(Stored entries)
* * * * * * *
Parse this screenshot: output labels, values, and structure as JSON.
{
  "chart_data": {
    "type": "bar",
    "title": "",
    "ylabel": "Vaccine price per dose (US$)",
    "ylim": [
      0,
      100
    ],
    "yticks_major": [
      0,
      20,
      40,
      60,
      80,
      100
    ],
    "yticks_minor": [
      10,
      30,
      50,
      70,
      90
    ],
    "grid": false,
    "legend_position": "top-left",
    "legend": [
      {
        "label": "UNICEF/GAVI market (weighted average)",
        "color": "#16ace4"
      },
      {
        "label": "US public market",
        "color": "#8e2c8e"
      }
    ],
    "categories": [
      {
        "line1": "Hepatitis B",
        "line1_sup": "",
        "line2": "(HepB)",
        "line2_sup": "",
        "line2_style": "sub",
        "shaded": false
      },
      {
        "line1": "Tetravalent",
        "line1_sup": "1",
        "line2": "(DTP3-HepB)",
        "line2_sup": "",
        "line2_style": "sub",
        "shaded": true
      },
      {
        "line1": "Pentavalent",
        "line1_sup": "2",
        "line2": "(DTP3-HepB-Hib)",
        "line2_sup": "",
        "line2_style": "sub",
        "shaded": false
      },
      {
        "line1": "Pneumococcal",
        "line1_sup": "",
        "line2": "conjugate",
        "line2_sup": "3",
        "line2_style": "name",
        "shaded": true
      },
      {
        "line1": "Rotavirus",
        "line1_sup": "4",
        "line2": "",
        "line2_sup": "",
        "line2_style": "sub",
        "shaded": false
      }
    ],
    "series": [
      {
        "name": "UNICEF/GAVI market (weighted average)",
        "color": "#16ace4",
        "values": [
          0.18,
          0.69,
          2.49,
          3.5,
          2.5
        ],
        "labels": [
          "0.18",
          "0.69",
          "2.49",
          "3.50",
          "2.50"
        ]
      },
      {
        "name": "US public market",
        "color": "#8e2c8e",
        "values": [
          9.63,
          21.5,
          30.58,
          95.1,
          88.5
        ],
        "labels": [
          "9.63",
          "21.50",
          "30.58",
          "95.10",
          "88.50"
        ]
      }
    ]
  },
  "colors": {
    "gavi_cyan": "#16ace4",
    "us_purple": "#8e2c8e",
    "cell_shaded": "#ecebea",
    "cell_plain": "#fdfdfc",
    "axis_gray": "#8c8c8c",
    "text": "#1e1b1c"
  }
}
* * * * * * *
■ PROBLEM REQUIREMENTS ■
Whenever a line of the data above holds the word "market", it counts once; report the total number of such lines and nothing more.

■ ANSWER SECTION ■
4